EXERCISE REQUIREMENTS | Find and return each line containing "вала".

■ ■ ■ ■

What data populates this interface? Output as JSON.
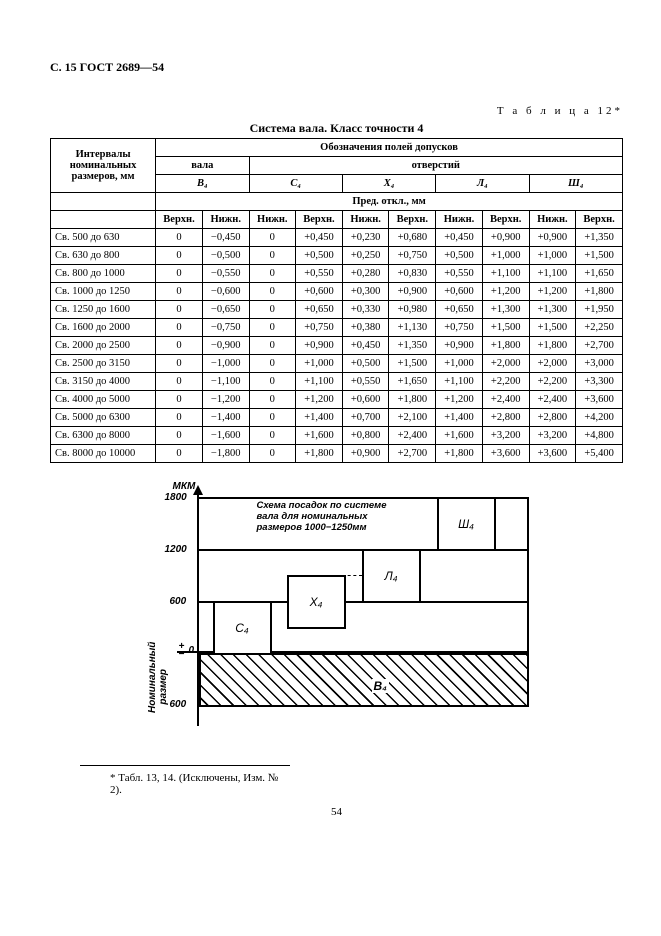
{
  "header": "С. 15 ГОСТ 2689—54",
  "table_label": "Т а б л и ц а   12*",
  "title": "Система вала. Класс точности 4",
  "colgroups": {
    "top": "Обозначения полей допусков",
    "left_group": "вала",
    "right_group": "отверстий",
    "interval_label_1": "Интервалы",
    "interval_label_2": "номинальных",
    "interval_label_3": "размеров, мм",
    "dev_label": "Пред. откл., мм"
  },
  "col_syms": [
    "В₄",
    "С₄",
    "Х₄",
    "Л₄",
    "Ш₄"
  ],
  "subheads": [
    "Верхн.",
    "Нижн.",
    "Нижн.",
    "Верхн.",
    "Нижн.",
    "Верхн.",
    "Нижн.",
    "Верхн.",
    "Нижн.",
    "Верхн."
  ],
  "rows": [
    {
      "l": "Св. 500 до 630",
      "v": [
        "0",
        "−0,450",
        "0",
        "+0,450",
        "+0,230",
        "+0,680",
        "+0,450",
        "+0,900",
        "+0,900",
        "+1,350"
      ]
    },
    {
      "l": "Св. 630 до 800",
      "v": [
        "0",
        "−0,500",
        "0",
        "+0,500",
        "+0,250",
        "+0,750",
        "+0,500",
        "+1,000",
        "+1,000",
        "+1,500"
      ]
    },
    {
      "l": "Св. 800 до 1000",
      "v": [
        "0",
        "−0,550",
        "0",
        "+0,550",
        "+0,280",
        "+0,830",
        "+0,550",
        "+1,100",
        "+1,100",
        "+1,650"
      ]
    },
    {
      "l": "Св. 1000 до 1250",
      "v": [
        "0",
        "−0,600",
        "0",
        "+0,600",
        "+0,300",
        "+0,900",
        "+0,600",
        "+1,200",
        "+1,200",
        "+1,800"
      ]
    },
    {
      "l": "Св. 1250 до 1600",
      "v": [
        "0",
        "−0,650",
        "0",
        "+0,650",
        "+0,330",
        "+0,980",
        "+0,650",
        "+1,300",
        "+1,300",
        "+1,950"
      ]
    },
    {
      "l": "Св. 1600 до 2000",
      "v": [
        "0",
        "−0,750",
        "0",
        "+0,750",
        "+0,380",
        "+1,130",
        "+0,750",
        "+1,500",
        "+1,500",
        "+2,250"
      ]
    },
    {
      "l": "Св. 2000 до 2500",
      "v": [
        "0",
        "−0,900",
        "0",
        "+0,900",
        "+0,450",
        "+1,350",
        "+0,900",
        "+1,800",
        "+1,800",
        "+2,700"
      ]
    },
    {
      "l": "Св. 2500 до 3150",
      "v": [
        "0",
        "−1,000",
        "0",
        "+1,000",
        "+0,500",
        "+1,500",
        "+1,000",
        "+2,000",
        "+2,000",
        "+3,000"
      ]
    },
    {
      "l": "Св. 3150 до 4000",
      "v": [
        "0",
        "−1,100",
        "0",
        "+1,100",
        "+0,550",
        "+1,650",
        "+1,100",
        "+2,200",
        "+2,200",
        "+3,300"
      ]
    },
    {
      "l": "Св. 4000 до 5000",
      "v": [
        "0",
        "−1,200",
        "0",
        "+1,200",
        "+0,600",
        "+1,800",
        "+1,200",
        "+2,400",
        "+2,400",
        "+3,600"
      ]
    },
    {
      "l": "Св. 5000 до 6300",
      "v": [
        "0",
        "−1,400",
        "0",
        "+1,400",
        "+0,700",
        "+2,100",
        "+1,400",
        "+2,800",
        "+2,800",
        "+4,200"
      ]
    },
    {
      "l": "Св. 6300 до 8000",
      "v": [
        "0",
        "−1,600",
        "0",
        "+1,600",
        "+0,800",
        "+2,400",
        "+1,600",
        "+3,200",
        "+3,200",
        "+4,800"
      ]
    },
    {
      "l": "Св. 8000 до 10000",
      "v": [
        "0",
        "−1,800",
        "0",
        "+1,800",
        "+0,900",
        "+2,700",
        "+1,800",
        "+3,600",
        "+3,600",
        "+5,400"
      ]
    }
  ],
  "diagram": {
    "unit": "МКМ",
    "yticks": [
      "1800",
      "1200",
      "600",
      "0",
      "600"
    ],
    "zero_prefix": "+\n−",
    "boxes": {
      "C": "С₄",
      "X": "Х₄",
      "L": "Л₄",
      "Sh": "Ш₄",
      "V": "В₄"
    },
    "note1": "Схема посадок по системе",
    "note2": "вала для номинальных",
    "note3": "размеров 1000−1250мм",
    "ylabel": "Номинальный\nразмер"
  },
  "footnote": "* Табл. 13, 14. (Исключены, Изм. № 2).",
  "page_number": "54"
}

■ ■ ■ ■

EXERCISE ANSWER |
  "title": "Система вала. Класс точности 4",
    "left_group": "вала",
    "note2": "вала для номинальных",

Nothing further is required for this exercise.